DATASET RECORDS>

-*-

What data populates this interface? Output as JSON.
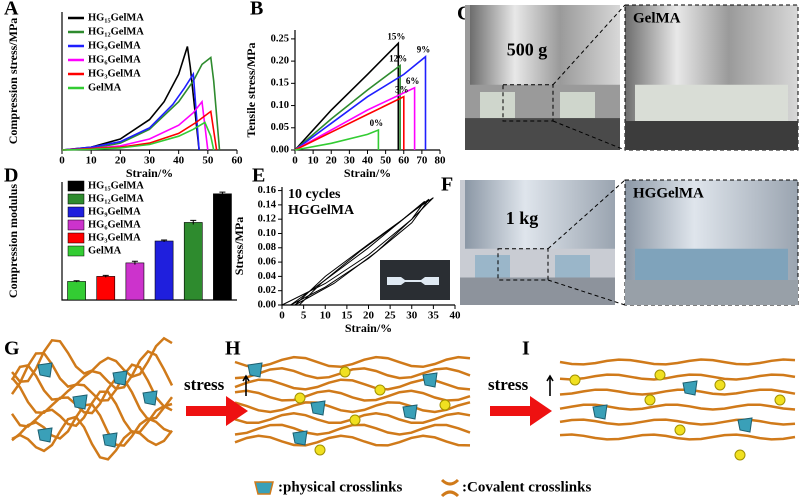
{
  "chart_data": [
    {
      "type": "line",
      "panel": "A",
      "xlabel": "Strain/%",
      "ylabel": "Compression stress/MPa",
      "xlim": [
        0,
        60
      ],
      "xticks": [
        0,
        10,
        20,
        30,
        40,
        50,
        60
      ],
      "ylim": [
        0,
        1
      ],
      "series": [
        {
          "name": "HG₁₅GelMA",
          "color": "#000000",
          "x": [
            0,
            10,
            20,
            30,
            35,
            40,
            43,
            44,
            47
          ],
          "values": [
            0,
            0.02,
            0.08,
            0.22,
            0.35,
            0.55,
            0.75,
            0.6,
            0
          ]
        },
        {
          "name": "HG₁₂GelMA",
          "color": "#2e8b2e",
          "x": [
            0,
            10,
            20,
            30,
            40,
            45,
            48,
            51,
            52,
            54
          ],
          "values": [
            0,
            0.01,
            0.05,
            0.15,
            0.35,
            0.5,
            0.62,
            0.67,
            0.5,
            0
          ]
        },
        {
          "name": "HG₉GelMA",
          "color": "#1f1fff",
          "x": [
            0,
            10,
            20,
            30,
            38,
            42,
            45,
            47
          ],
          "values": [
            0,
            0.02,
            0.06,
            0.16,
            0.33,
            0.45,
            0.55,
            0
          ]
        },
        {
          "name": "HG₆GelMA",
          "color": "#ff00ff",
          "x": [
            0,
            10,
            20,
            30,
            40,
            45,
            48,
            50
          ],
          "values": [
            0,
            0.01,
            0.03,
            0.08,
            0.18,
            0.27,
            0.35,
            0
          ]
        },
        {
          "name": "HG₃GelMA",
          "color": "#ff0000",
          "x": [
            0,
            10,
            20,
            30,
            40,
            46,
            51,
            53
          ],
          "values": [
            0,
            0.01,
            0.02,
            0.05,
            0.12,
            0.2,
            0.28,
            0
          ]
        },
        {
          "name": "GelMA",
          "color": "#33cc33",
          "x": [
            0,
            10,
            20,
            30,
            40,
            45,
            49,
            51,
            52
          ],
          "values": [
            0,
            0.005,
            0.015,
            0.04,
            0.1,
            0.15,
            0.2,
            0.1,
            0
          ]
        }
      ]
    },
    {
      "type": "line",
      "panel": "B",
      "xlabel": "Strain/%",
      "ylabel": "Tensile stress/MPa",
      "xlim": [
        0,
        80
      ],
      "xticks": [
        0,
        10,
        20,
        30,
        40,
        50,
        60,
        70,
        80
      ],
      "ylim": [
        0,
        0.27
      ],
      "yticks": [
        {
          "value": 0,
          "label": "0.00"
        },
        {
          "value": 0.05,
          "label": "0.05"
        },
        {
          "value": 0.1,
          "label": "0.10"
        },
        {
          "value": 0.15,
          "label": "0.15"
        },
        {
          "value": 0.2,
          "label": "0.20"
        },
        {
          "value": 0.25,
          "label": "0.25"
        }
      ],
      "series": [
        {
          "name": "15%",
          "color": "#000000",
          "x": [
            0,
            20,
            40,
            57,
            57
          ],
          "values": [
            0,
            0.09,
            0.17,
            0.24,
            0
          ]
        },
        {
          "name": "12%",
          "color": "#2e8b2e",
          "x": [
            0,
            20,
            40,
            58,
            58
          ],
          "values": [
            0,
            0.07,
            0.135,
            0.19,
            0
          ]
        },
        {
          "name": "9%",
          "color": "#1f1fff",
          "x": [
            0,
            20,
            40,
            60,
            72,
            72
          ],
          "values": [
            0,
            0.06,
            0.12,
            0.17,
            0.21,
            0
          ]
        },
        {
          "name": "6%",
          "color": "#ff00ff",
          "x": [
            0,
            20,
            40,
            66,
            66
          ],
          "values": [
            0,
            0.045,
            0.09,
            0.14,
            0
          ]
        },
        {
          "name": "3%",
          "color": "#ff0000",
          "x": [
            0,
            20,
            40,
            60,
            60
          ],
          "values": [
            0,
            0.04,
            0.08,
            0.12,
            0
          ]
        },
        {
          "name": "0%",
          "color": "#33cc33",
          "x": [
            0,
            20,
            40,
            46,
            46
          ],
          "values": [
            0,
            0.015,
            0.035,
            0.045,
            0
          ]
        }
      ]
    },
    {
      "type": "bar",
      "panel": "D",
      "ylabel": "Compression modulus",
      "ylim": [
        0,
        0.7
      ],
      "series": [
        {
          "name": "GelMA",
          "color": "#33cc33",
          "values": [
            0.11
          ],
          "errors": [
            0.004
          ]
        },
        {
          "name": "HG₃GelMA",
          "color": "#ff0000",
          "values": [
            0.14
          ],
          "errors": [
            0.006
          ]
        },
        {
          "name": "HG₆GelMA",
          "color": "#cc33cc",
          "values": [
            0.22
          ],
          "errors": [
            0.01
          ]
        },
        {
          "name": "HG₉GelMA",
          "color": "#1f1fdd",
          "values": [
            0.35
          ],
          "errors": [
            0.006
          ]
        },
        {
          "name": "HG₁₂GelMA",
          "color": "#2e8b2e",
          "values": [
            0.46
          ],
          "errors": [
            0.012
          ]
        },
        {
          "name": "HG₁₅GelMA",
          "color": "#000000",
          "values": [
            0.63
          ],
          "errors": [
            0.01
          ]
        }
      ]
    },
    {
      "type": "line",
      "panel": "E",
      "xlabel": "Strain/%",
      "ylabel": "Stress/MPa",
      "xlim": [
        0,
        40
      ],
      "xticks": [
        0,
        5,
        10,
        15,
        20,
        25,
        30,
        35,
        40
      ],
      "ylim": [
        0,
        0.165
      ],
      "yticks": [
        {
          "value": 0,
          "label": "0.00"
        },
        {
          "value": 0.02,
          "label": "0.02"
        },
        {
          "value": 0.04,
          "label": "0.04"
        },
        {
          "value": 0.06,
          "label": "0.06"
        },
        {
          "value": 0.08,
          "label": "0.08"
        },
        {
          "value": 0.1,
          "label": "0.10"
        },
        {
          "value": 0.12,
          "label": "0.12"
        },
        {
          "value": 0.14,
          "label": "0.14"
        },
        {
          "value": 0.16,
          "label": "0.16"
        }
      ],
      "annotations": [
        "10 cycles",
        "HGGelMA"
      ],
      "series": [
        {
          "color": "#000000",
          "x": [
            0,
            10,
            20,
            30,
            35,
            30,
            20,
            10,
            2,
            0
          ],
          "values": [
            0,
            0.03,
            0.07,
            0.12,
            0.15,
            0.13,
            0.08,
            0.035,
            0,
            0
          ]
        },
        {
          "color": "#000000",
          "x": [
            2,
            10,
            20,
            30,
            34,
            28,
            20,
            10,
            3,
            2
          ],
          "values": [
            0,
            0.025,
            0.065,
            0.115,
            0.148,
            0.12,
            0.085,
            0.04,
            0,
            0
          ]
        },
        {
          "color": "#000000",
          "x": [
            3,
            12,
            22,
            30,
            33,
            27,
            18,
            9,
            4,
            3
          ],
          "values": [
            0,
            0.03,
            0.075,
            0.12,
            0.145,
            0.115,
            0.075,
            0.03,
            0,
            0
          ]
        }
      ]
    }
  ],
  "photos": [
    {
      "panel": "C",
      "load": "500 g",
      "inset": "GelMA"
    },
    {
      "panel": "F",
      "load": "1 kg",
      "inset": "HGGelMA"
    }
  ],
  "schematic": {
    "panels": [
      "G",
      "H",
      "I"
    ],
    "arrows": [
      "stress",
      "stress"
    ],
    "legend": [
      ":physical crosslinks",
      ":Covalent crosslinks"
    ]
  }
}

-*-

TASK PROMPT> Omit the pictures and output all of the other material exactly.

EXERCISE RESPONSE>
What data populates this interface? Output as JSON.
{
  "chart_data": [
    {
      "type": "line",
      "panel": "A",
      "xlabel": "Strain/%",
      "ylabel": "Compression stress/MPa",
      "xlim": [
        0,
        60
      ],
      "xticks": [
        0,
        10,
        20,
        30,
        40,
        50,
        60
      ],
      "ylim": [
        0,
        1
      ],
      "series": [
        {
          "name": "HG₁₅GelMA",
          "color": "#000000",
          "x": [
            0,
            10,
            20,
            30,
            35,
            40,
            43,
            44,
            47
          ],
          "values": [
            0,
            0.02,
            0.08,
            0.22,
            0.35,
            0.55,
            0.75,
            0.6,
            0
          ]
        },
        {
          "name": "HG₁₂GelMA",
          "color": "#2e8b2e",
          "x": [
            0,
            10,
            20,
            30,
            40,
            45,
            48,
            51,
            52,
            54
          ],
          "values": [
            0,
            0.01,
            0.05,
            0.15,
            0.35,
            0.5,
            0.62,
            0.67,
            0.5,
            0
          ]
        },
        {
          "name": "HG₉GelMA",
          "color": "#1f1fff",
          "x": [
            0,
            10,
            20,
            30,
            38,
            42,
            45,
            47
          ],
          "values": [
            0,
            0.02,
            0.06,
            0.16,
            0.33,
            0.45,
            0.55,
            0
          ]
        },
        {
          "name": "HG₆GelMA",
          "color": "#ff00ff",
          "x": [
            0,
            10,
            20,
            30,
            40,
            45,
            48,
            50
          ],
          "values": [
            0,
            0.01,
            0.03,
            0.08,
            0.18,
            0.27,
            0.35,
            0
          ]
        },
        {
          "name": "HG₃GelMA",
          "color": "#ff0000",
          "x": [
            0,
            10,
            20,
            30,
            40,
            46,
            51,
            53
          ],
          "values": [
            0,
            0.01,
            0.02,
            0.05,
            0.12,
            0.2,
            0.28,
            0
          ]
        },
        {
          "name": "GelMA",
          "color": "#33cc33",
          "x": [
            0,
            10,
            20,
            30,
            40,
            45,
            49,
            51,
            52
          ],
          "values": [
            0,
            0.005,
            0.015,
            0.04,
            0.1,
            0.15,
            0.2,
            0.1,
            0
          ]
        }
      ]
    },
    {
      "type": "line",
      "panel": "B",
      "xlabel": "Strain/%",
      "ylabel": "Tensile stress/MPa",
      "xlim": [
        0,
        80
      ],
      "xticks": [
        0,
        10,
        20,
        30,
        40,
        50,
        60,
        70,
        80
      ],
      "ylim": [
        0,
        0.27
      ],
      "yticks": [
        {
          "value": 0,
          "label": "0.00"
        },
        {
          "value": 0.05,
          "label": "0.05"
        },
        {
          "value": 0.1,
          "label": "0.10"
        },
        {
          "value": 0.15,
          "label": "0.15"
        },
        {
          "value": 0.2,
          "label": "0.20"
        },
        {
          "value": 0.25,
          "label": "0.25"
        }
      ],
      "series": [
        {
          "name": "15%",
          "color": "#000000",
          "x": [
            0,
            20,
            40,
            57,
            57
          ],
          "values": [
            0,
            0.09,
            0.17,
            0.24,
            0
          ]
        },
        {
          "name": "12%",
          "color": "#2e8b2e",
          "x": [
            0,
            20,
            40,
            58,
            58
          ],
          "values": [
            0,
            0.07,
            0.135,
            0.19,
            0
          ]
        },
        {
          "name": "9%",
          "color": "#1f1fff",
          "x": [
            0,
            20,
            40,
            60,
            72,
            72
          ],
          "values": [
            0,
            0.06,
            0.12,
            0.17,
            0.21,
            0
          ]
        },
        {
          "name": "6%",
          "color": "#ff00ff",
          "x": [
            0,
            20,
            40,
            66,
            66
          ],
          "values": [
            0,
            0.045,
            0.09,
            0.14,
            0
          ]
        },
        {
          "name": "3%",
          "color": "#ff0000",
          "x": [
            0,
            20,
            40,
            60,
            60
          ],
          "values": [
            0,
            0.04,
            0.08,
            0.12,
            0
          ]
        },
        {
          "name": "0%",
          "color": "#33cc33",
          "x": [
            0,
            20,
            40,
            46,
            46
          ],
          "values": [
            0,
            0.015,
            0.035,
            0.045,
            0
          ]
        }
      ]
    },
    {
      "type": "bar",
      "panel": "D",
      "ylabel": "Compression modulus",
      "ylim": [
        0,
        0.7
      ],
      "series": [
        {
          "name": "GelMA",
          "color": "#33cc33",
          "values": [
            0.11
          ],
          "errors": [
            0.004
          ]
        },
        {
          "name": "HG₃GelMA",
          "color": "#ff0000",
          "values": [
            0.14
          ],
          "errors": [
            0.006
          ]
        },
        {
          "name": "HG₆GelMA",
          "color": "#cc33cc",
          "values": [
            0.22
          ],
          "errors": [
            0.01
          ]
        },
        {
          "name": "HG₉GelMA",
          "color": "#1f1fdd",
          "values": [
            0.35
          ],
          "errors": [
            0.006
          ]
        },
        {
          "name": "HG₁₂GelMA",
          "color": "#2e8b2e",
          "values": [
            0.46
          ],
          "errors": [
            0.012
          ]
        },
        {
          "name": "HG₁₅GelMA",
          "color": "#000000",
          "values": [
            0.63
          ],
          "errors": [
            0.01
          ]
        }
      ]
    },
    {
      "type": "line",
      "panel": "E",
      "xlabel": "Strain/%",
      "ylabel": "Stress/MPa",
      "xlim": [
        0,
        40
      ],
      "xticks": [
        0,
        5,
        10,
        15,
        20,
        25,
        30,
        35,
        40
      ],
      "ylim": [
        0,
        0.165
      ],
      "yticks": [
        {
          "value": 0,
          "label": "0.00"
        },
        {
          "value": 0.02,
          "label": "0.02"
        },
        {
          "value": 0.04,
          "label": "0.04"
        },
        {
          "value": 0.06,
          "label": "0.06"
        },
        {
          "value": 0.08,
          "label": "0.08"
        },
        {
          "value": 0.1,
          "label": "0.10"
        },
        {
          "value": 0.12,
          "label": "0.12"
        },
        {
          "value": 0.14,
          "label": "0.14"
        },
        {
          "value": 0.16,
          "label": "0.16"
        }
      ],
      "annotations": [
        "10 cycles",
        "HGGelMA"
      ],
      "series": [
        {
          "color": "#000000",
          "x": [
            0,
            10,
            20,
            30,
            35,
            30,
            20,
            10,
            2,
            0
          ],
          "values": [
            0,
            0.03,
            0.07,
            0.12,
            0.15,
            0.13,
            0.08,
            0.035,
            0,
            0
          ]
        },
        {
          "color": "#000000",
          "x": [
            2,
            10,
            20,
            30,
            34,
            28,
            20,
            10,
            3,
            2
          ],
          "values": [
            0,
            0.025,
            0.065,
            0.115,
            0.148,
            0.12,
            0.085,
            0.04,
            0,
            0
          ]
        },
        {
          "color": "#000000",
          "x": [
            3,
            12,
            22,
            30,
            33,
            27,
            18,
            9,
            4,
            3
          ],
          "values": [
            0,
            0.03,
            0.075,
            0.12,
            0.145,
            0.115,
            0.075,
            0.03,
            0,
            0
          ]
        }
      ]
    }
  ],
  "photos": [
    {
      "panel": "C",
      "load": "500 g",
      "inset": "GelMA"
    },
    {
      "panel": "F",
      "load": "1 kg",
      "inset": "HGGelMA"
    }
  ],
  "schematic": {
    "panels": [
      "G",
      "H",
      "I"
    ],
    "arrows": [
      "stress",
      "stress"
    ],
    "legend": [
      ":physical crosslinks",
      ":Covalent crosslinks"
    ]
  }
}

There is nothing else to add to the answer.